Task to carry out: Below are records; work out how many of their lines contain "írása" and give only that number.

Data for the task:
+ + + +
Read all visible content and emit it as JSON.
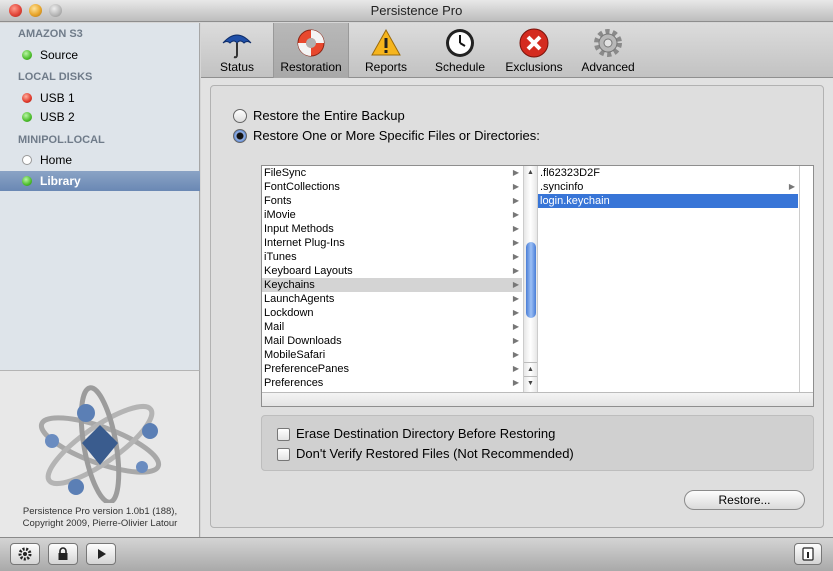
{
  "window": {
    "title": "Persistence Pro"
  },
  "sidebar": {
    "sections": [
      {
        "title": "AMAZON S3",
        "items": [
          {
            "label": "Source",
            "status": "green"
          }
        ]
      },
      {
        "title": "LOCAL DISKS",
        "items": [
          {
            "label": "USB 1",
            "status": "red"
          },
          {
            "label": "USB 2",
            "status": "green"
          }
        ]
      },
      {
        "title": "MINIPOL.LOCAL",
        "items": [
          {
            "label": "Home",
            "status": "none"
          },
          {
            "label": "Library",
            "status": "green",
            "selected": true
          }
        ]
      }
    ],
    "version_line1": "Persistence Pro version 1.0b1 (188),",
    "version_line2": "Copyright 2009, Pierre-Olivier Latour"
  },
  "toolbar": {
    "items": [
      {
        "label": "Status",
        "icon": "umbrella-icon"
      },
      {
        "label": "Restoration",
        "icon": "lifebuoy-icon",
        "active": true
      },
      {
        "label": "Reports",
        "icon": "warning-icon"
      },
      {
        "label": "Schedule",
        "icon": "clock-icon"
      },
      {
        "label": "Exclusions",
        "icon": "x-circle-icon"
      },
      {
        "label": "Advanced",
        "icon": "gear-icon"
      }
    ]
  },
  "restore": {
    "option_entire": "Restore the Entire Backup",
    "option_specific": "Restore One or More Specific Files or Directories:",
    "selected_option": "specific",
    "column1": [
      "FileSync",
      "FontCollections",
      "Fonts",
      "iMovie",
      "Input Methods",
      "Internet Plug-Ins",
      "iTunes",
      "Keyboard Layouts",
      "Keychains",
      "LaunchAgents",
      "Lockdown",
      "Mail",
      "Mail Downloads",
      "MobileSafari",
      "PreferencePanes",
      "Preferences"
    ],
    "column1_selected": "Keychains",
    "column2": [
      {
        "label": ".fl62323D2F",
        "folder": false
      },
      {
        "label": ".syncinfo",
        "folder": true
      },
      {
        "label": "login.keychain",
        "folder": false,
        "selected": true
      }
    ],
    "erase_label": "Erase Destination Directory Before Restoring",
    "erase_checked": false,
    "verify_label": "Don't Verify Restored Files (Not Recommended)",
    "verify_checked": false,
    "restore_button": "Restore..."
  },
  "bottom_bar": {
    "buttons": [
      "gear-icon",
      "lock-icon",
      "play-icon"
    ],
    "right_button": "info-icon"
  },
  "colors": {
    "selection_blue": "#3875d7",
    "sidebar_bg": "#dee4ea"
  }
}
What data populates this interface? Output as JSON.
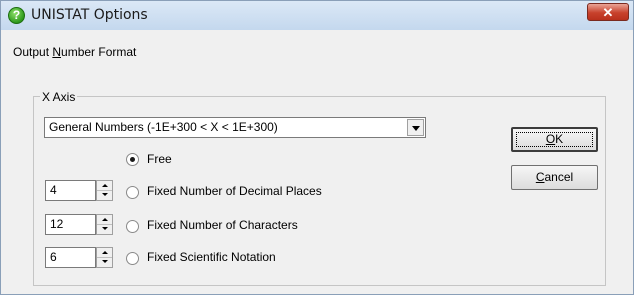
{
  "window": {
    "title": "UNISTAT Options",
    "close_glyph": "✕"
  },
  "format": {
    "prefix": "Output ",
    "mnemonic": "N",
    "suffix": "umber Format"
  },
  "xaxis": {
    "group_label": "X Axis",
    "combo_value": "General Numbers (-1E+300 < X < 1E+300)",
    "options": [
      {
        "label": "Free",
        "checked": true
      },
      {
        "label": "Fixed Number of Decimal Places",
        "checked": false,
        "spin": "4"
      },
      {
        "label": "Fixed Number of Characters",
        "checked": false,
        "spin": "12"
      },
      {
        "label": "Fixed Scientific Notation",
        "checked": false,
        "spin": "6"
      }
    ]
  },
  "buttons": {
    "ok_mnemonic": "O",
    "ok_rest": "K",
    "cancel_mnemonic": "C",
    "cancel_rest": "ancel"
  },
  "icons": {
    "app": "help-question-icon"
  },
  "colors": {
    "title_gradient_top": "#dbe8f6",
    "close_red": "#c8412c"
  }
}
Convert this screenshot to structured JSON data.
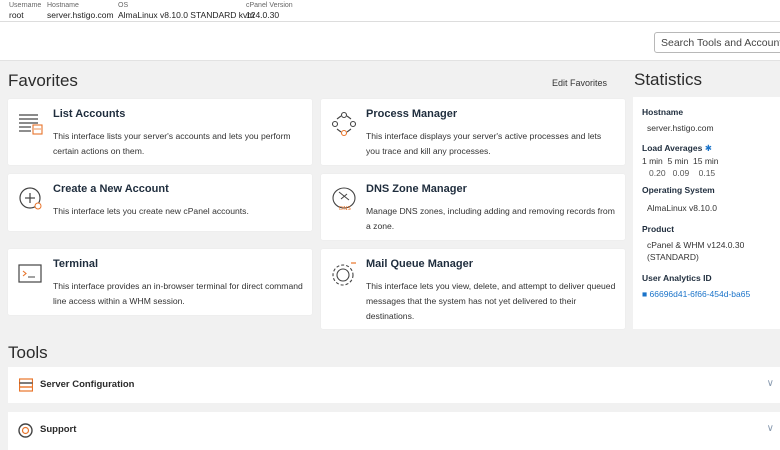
{
  "infobar": {
    "username_label": "Username",
    "username": "root",
    "hostname_label": "Hostname",
    "hostname": "server.hstigo.com",
    "os_label": "OS",
    "os": "AlmaLinux v8.10.0 STANDARD kvm",
    "cpanel_label": "cPanel Version",
    "cpanel": "124.0.30"
  },
  "search": {
    "placeholder": "Search Tools and Accounts"
  },
  "favorites": {
    "heading": "Favorites",
    "edit_label": "Edit Favorites",
    "cards": [
      {
        "title": "List Accounts",
        "desc": "This interface lists your server's accounts and lets you perform certain actions on them.",
        "icon": "list-accounts-icon"
      },
      {
        "title": "Process Manager",
        "desc": "This interface displays your server's active processes and lets you trace and kill any processes.",
        "icon": "process-manager-icon"
      },
      {
        "title": "Create a New Account",
        "desc": "This interface lets you create new cPanel accounts.",
        "icon": "create-account-icon"
      },
      {
        "title": "DNS Zone Manager",
        "desc": "Manage DNS zones, including adding and removing records from a zone.",
        "icon": "dns-zone-icon"
      },
      {
        "title": "Terminal",
        "desc": "This interface provides an in-browser terminal for direct command line access within a WHM session.",
        "icon": "terminal-icon"
      },
      {
        "title": "Mail Queue Manager",
        "desc": "This interface lets you view, delete, and attempt to deliver queued messages that the system has not yet delivered to their destinations.",
        "icon": "mail-queue-icon"
      }
    ]
  },
  "statistics": {
    "heading": "Statistics",
    "hostname_label": "Hostname",
    "hostname": "server.hstigo.com",
    "load_label": "Load Averages",
    "load_headers": "1 min  5 min  15 min",
    "load_values": "0.20   0.09    0.15",
    "os_label": "Operating System",
    "os": "AlmaLinux v8.10.0",
    "product_label": "Product",
    "product_line1": "cPanel & WHM v124.0.30",
    "product_line2": "(STANDARD)",
    "analytics_label": "User Analytics ID",
    "analytics_id": "66696d41-6f66-454d-ba65"
  },
  "tools": {
    "heading": "Tools",
    "items": [
      {
        "label": "Server Configuration",
        "icon": "server-config-icon"
      },
      {
        "label": "Support",
        "icon": "support-icon"
      }
    ]
  },
  "colors": {
    "accent": "#1a73c9",
    "orange": "#e8742a",
    "bg": "#f1f1f1"
  }
}
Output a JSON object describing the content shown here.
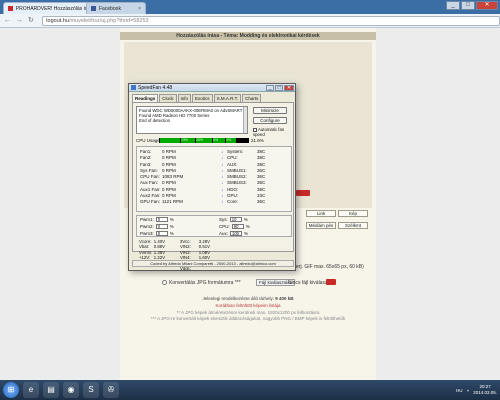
{
  "browser": {
    "tabs": [
      {
        "label": "PROHARDVER! - Hozzászólás írása - Téma: Modding és elektronikai kérdések",
        "short": "PROHARDVER! Hozzászólás írása -",
        "active": true
      },
      {
        "label": "Facebook",
        "active": false
      }
    ],
    "url_host": "logout.hu",
    "url_path": "/muvelet/hsz/uj.php?thrid=58253",
    "window_controls": [
      "_",
      "□",
      "✕"
    ]
  },
  "page": {
    "header": "Hozzászólás írása - Téma: Modding és elektronikai kérdések",
    "buttons_row1": [
      "Link",
      "Kép"
    ],
    "buttons_row2": [
      "Médiám pés",
      "Szélkmt"
    ],
    "file_row_text": "erj. GIF max. 65x65 px, 60 kB)",
    "radio_label": "Konvertálás JPG formátumra ***",
    "file_button": "Fájl kiválasztása",
    "file_status": "Nincs fájl kiválasztva",
    "limit_text": "Jelenlegi rendelkezésre álló tárhely:",
    "limit_value": "9 400 kB",
    "note_red": "Korábban feltöltött képeim listája",
    "note_grey1": "** A JPG képek átméretezésre kerülnek max. 1920x1200 px felbontásra",
    "note_grey2": "*** A JPG-re konvertált képek elvesztik átlátszóságukat, nagyobb PNG / BMP képek is feltölthetők"
  },
  "speedfan": {
    "title": "SpeedFan 4.48",
    "tabs": [
      "Readings",
      "Clock",
      "Info",
      "Exotics",
      "S.M.A.R.T.",
      "Charts"
    ],
    "log": [
      "Found WDC WD5000AAKX-00ERMA0 on AdvSMART",
      "Found AMD Radeon HD 7700 Series",
      "End of detection"
    ],
    "minimize_label": "Minimize",
    "configure_label": "Configure",
    "autoscale_label": "Automatic fan speed",
    "cpu_usage_label": "CPU Usage",
    "cpu_usage_value": "21.6%",
    "cpu_bars": [
      "",
      "13%",
      "28%",
      "6%",
      "4%"
    ],
    "fans": [
      {
        "name": "Fan1:",
        "value": "0 RPM"
      },
      {
        "name": "Fan2:",
        "value": "0 RPM"
      },
      {
        "name": "Fan3:",
        "value": "0 RPM"
      },
      {
        "name": "Sys Fan:",
        "value": "0 RPM"
      },
      {
        "name": "CPU Fan:",
        "value": "1083 RPM"
      },
      {
        "name": "Aux Fan:",
        "value": "0 RPM"
      },
      {
        "name": "Aux1 Fan:",
        "value": "0 RPM"
      },
      {
        "name": "Aux2 Fan:",
        "value": "0 RPM"
      },
      {
        "name": "GPU Fan:",
        "value": "1121 RPM"
      }
    ],
    "temps": [
      {
        "name": "System:",
        "value": "38C"
      },
      {
        "name": "CPU:",
        "value": "38C"
      },
      {
        "name": "AUX:",
        "value": "38C"
      },
      {
        "name": "SMBUS1:",
        "value": "36C"
      },
      {
        "name": "SMBUS2:",
        "value": "36C"
      },
      {
        "name": "SMBUS3:",
        "value": "36C"
      },
      {
        "name": "HDO:",
        "value": "38C"
      },
      {
        "name": "GPU:",
        "value": "33C"
      },
      {
        "name": "Core:",
        "value": "36C"
      }
    ],
    "pwm": [
      {
        "label": "Pwm1:",
        "value": "0",
        "unit": "%"
      },
      {
        "label": "Pwm2:",
        "value": "0",
        "unit": "%"
      },
      {
        "label": "Pwm3:",
        "value": "0",
        "unit": "%"
      }
    ],
    "pwm_right": [
      {
        "label": "Sys:",
        "value": "10",
        "unit": "%"
      },
      {
        "label": "CPU:",
        "value": "90",
        "unit": "%"
      },
      {
        "label": "Aux:",
        "value": "100",
        "unit": "%"
      }
    ],
    "volts_col1": [
      {
        "k": "Vcore:",
        "v": "1.40V"
      },
      {
        "k": "Vbat:",
        "v": "0.88V"
      },
      {
        "k": "Vvmm:",
        "v": "1.38V"
      },
      {
        "k": "+12V:",
        "v": "1.22V"
      },
      {
        "k": "AVcc:",
        "v": "3.28V"
      }
    ],
    "volts_col2": [
      {
        "k": "3Vcc:",
        "v": "3.28V"
      },
      {
        "k": "VIN2:",
        "v": "0.51V"
      },
      {
        "k": "VIN3:",
        "v": "1.08V"
      },
      {
        "k": "VIN4:",
        "v": "1.60V"
      },
      {
        "k": "GPU Vddc:",
        "v": "0.82V"
      }
    ],
    "footer": "Coded by Alfredo Milani Comparetti - 2000-2013 - alfredo@almico.com"
  },
  "taskbar": {
    "apps": [
      "IE",
      "Files",
      "Chrome",
      "Skype",
      "SpeedFan"
    ],
    "lang": "HU",
    "time": "20:27",
    "date": "2014.03.05."
  },
  "colors": {
    "accent_red": "#c82a2a",
    "taskbar": "#1c2f46",
    "tabbar": "#3a6ea5"
  }
}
+ + + +
Reply: 3